**Problem to solve:** Copy the data below exactly.

Records from a collection:
::::::::
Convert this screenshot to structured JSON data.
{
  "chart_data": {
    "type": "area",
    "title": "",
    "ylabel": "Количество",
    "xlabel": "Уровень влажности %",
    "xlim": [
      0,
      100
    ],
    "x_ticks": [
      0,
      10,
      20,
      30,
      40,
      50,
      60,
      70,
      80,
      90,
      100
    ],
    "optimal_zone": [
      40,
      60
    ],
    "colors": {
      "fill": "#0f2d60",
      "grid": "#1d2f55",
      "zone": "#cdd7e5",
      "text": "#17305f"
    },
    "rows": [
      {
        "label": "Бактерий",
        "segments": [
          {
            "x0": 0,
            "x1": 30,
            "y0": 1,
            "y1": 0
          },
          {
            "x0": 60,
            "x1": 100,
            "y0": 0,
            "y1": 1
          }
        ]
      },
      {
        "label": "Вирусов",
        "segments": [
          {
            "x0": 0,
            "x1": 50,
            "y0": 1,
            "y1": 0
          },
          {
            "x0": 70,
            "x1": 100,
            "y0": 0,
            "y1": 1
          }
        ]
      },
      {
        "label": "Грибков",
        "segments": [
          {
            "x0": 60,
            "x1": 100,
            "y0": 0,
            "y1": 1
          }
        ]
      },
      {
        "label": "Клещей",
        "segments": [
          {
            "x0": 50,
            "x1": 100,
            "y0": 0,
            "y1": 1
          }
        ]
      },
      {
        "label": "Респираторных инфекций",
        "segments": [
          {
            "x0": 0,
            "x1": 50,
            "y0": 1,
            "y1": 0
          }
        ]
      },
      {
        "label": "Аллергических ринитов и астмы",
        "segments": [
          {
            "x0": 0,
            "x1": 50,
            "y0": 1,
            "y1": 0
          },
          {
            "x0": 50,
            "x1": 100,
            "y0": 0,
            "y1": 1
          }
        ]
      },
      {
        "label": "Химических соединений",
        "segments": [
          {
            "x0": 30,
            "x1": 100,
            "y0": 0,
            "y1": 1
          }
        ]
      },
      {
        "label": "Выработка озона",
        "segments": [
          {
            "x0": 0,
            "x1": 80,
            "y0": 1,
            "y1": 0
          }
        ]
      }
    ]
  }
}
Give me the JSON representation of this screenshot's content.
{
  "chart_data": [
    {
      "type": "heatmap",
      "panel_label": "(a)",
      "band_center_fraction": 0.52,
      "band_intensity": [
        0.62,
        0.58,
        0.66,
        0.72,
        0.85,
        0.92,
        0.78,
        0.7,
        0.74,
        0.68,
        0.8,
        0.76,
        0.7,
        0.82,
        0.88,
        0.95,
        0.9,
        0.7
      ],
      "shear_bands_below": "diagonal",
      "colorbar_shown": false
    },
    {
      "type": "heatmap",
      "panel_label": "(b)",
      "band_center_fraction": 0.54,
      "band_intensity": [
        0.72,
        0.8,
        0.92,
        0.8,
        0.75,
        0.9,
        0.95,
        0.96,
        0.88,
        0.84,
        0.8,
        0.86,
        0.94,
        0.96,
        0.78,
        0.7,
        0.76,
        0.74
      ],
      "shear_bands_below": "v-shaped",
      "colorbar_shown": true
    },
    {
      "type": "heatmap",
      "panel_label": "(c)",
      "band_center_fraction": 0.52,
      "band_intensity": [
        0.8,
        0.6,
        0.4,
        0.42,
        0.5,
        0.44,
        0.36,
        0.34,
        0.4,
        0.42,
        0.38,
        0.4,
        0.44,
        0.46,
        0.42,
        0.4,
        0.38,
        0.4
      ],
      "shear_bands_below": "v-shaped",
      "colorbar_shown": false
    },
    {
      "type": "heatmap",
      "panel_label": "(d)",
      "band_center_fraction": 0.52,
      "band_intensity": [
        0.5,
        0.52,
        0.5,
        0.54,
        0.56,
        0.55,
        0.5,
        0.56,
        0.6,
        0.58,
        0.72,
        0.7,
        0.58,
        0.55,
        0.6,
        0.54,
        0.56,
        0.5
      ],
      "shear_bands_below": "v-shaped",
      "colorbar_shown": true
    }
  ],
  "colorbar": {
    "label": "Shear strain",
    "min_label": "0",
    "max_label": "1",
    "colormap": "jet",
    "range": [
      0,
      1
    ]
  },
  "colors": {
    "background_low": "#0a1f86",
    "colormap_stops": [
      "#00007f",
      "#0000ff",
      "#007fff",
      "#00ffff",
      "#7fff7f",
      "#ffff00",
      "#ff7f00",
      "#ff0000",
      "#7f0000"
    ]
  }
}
::::::::
**Solution to this task:**
Convert this screenshot to structured JSON data.
{
  "chart_data": {
    "type": "area",
    "title": "",
    "ylabel": "Количество",
    "xlabel": "Уровень влажности %",
    "xlim": [
      0,
      100
    ],
    "x_ticks": [
      0,
      10,
      20,
      30,
      40,
      50,
      60,
      70,
      80,
      90,
      100
    ],
    "optimal_zone": [
      40,
      60
    ],
    "colors": {
      "fill": "#0f2d60",
      "grid": "#1d2f55",
      "zone": "#cdd7e5",
      "text": "#17305f"
    },
    "rows": [
      {
        "label": "Бактерий",
        "segments": [
          {
            "x0": 0,
            "x1": 30,
            "y0": 1,
            "y1": 0
          },
          {
            "x0": 60,
            "x1": 100,
            "y0": 0,
            "y1": 1
          }
        ]
      },
      {
        "label": "Вирусов",
        "segments": [
          {
            "x0": 0,
            "x1": 50,
            "y0": 1,
            "y1": 0
          },
          {
            "x0": 70,
            "x1": 100,
            "y0": 0,
            "y1": 1
          }
        ]
      },
      {
        "label": "Грибков",
        "segments": [
          {
            "x0": 60,
            "x1": 100,
            "y0": 0,
            "y1": 1
          }
        ]
      },
      {
        "label": "Клещей",
        "segments": [
          {
            "x0": 50,
            "x1": 100,
            "y0": 0,
            "y1": 1
          }
        ]
      },
      {
        "label": "Респираторных инфекций",
        "segments": [
          {
            "x0": 0,
            "x1": 50,
            "y0": 1,
            "y1": 0
          }
        ]
      },
      {
        "label": "Аллергических ринитов и астмы",
        "segments": [
          {
            "x0": 0,
            "x1": 50,
            "y0": 1,
            "y1": 0
          },
          {
            "x0": 50,
            "x1": 100,
            "y0": 0,
            "y1": 1
          }
        ]
      },
      {
        "label": "Химических соединений",
        "segments": [
          {
            "x0": 30,
            "x1": 100,
            "y0": 0,
            "y1": 1
          }
        ]
      },
      {
        "label": "Выработка озона",
        "segments": [
          {
            "x0": 0,
            "x1": 80,
            "y0": 1,
            "y1": 0
          }
        ]
      }
    ]
  }
}
Give me the JSON representation of this screenshot's content.
{
  "chart_data": [
    {
      "type": "heatmap",
      "panel_label": "(a)",
      "band_center_fraction": 0.52,
      "band_intensity": [
        0.62,
        0.58,
        0.66,
        0.72,
        0.85,
        0.92,
        0.78,
        0.7,
        0.74,
        0.68,
        0.8,
        0.76,
        0.7,
        0.82,
        0.88,
        0.95,
        0.9,
        0.7
      ],
      "shear_bands_below": "diagonal",
      "colorbar_shown": false
    },
    {
      "type": "heatmap",
      "panel_label": "(b)",
      "band_center_fraction": 0.54,
      "band_intensity": [
        0.72,
        0.8,
        0.92,
        0.8,
        0.75,
        0.9,
        0.95,
        0.96,
        0.88,
        0.84,
        0.8,
        0.86,
        0.94,
        0.96,
        0.78,
        0.7,
        0.76,
        0.74
      ],
      "shear_bands_below": "v-shaped",
      "colorbar_shown": true
    },
    {
      "type": "heatmap",
      "panel_label": "(c)",
      "band_center_fraction": 0.52,
      "band_intensity": [
        0.8,
        0.6,
        0.4,
        0.42,
        0.5,
        0.44,
        0.36,
        0.34,
        0.4,
        0.42,
        0.38,
        0.4,
        0.44,
        0.46,
        0.42,
        0.4,
        0.38,
        0.4
      ],
      "shear_bands_below": "v-shaped",
      "colorbar_shown": false
    },
    {
      "type": "heatmap",
      "panel_label": "(d)",
      "band_center_fraction": 0.52,
      "band_intensity": [
        0.5,
        0.52,
        0.5,
        0.54,
        0.56,
        0.55,
        0.5,
        0.56,
        0.6,
        0.58,
        0.72,
        0.7,
        0.58,
        0.55,
        0.6,
        0.54,
        0.56,
        0.5
      ],
      "shear_bands_below": "v-shaped",
      "colorbar_shown": true
    }
  ],
  "colorbar": {
    "label": "Shear strain",
    "min_label": "0",
    "max_label": "1",
    "colormap": "jet",
    "range": [
      0,
      1
    ]
  },
  "colors": {
    "background_low": "#0a1f86",
    "colormap_stops": [
      "#00007f",
      "#0000ff",
      "#007fff",
      "#00ffff",
      "#7fff7f",
      "#ffff00",
      "#ff7f00",
      "#ff0000",
      "#7f0000"
    ]
  }
}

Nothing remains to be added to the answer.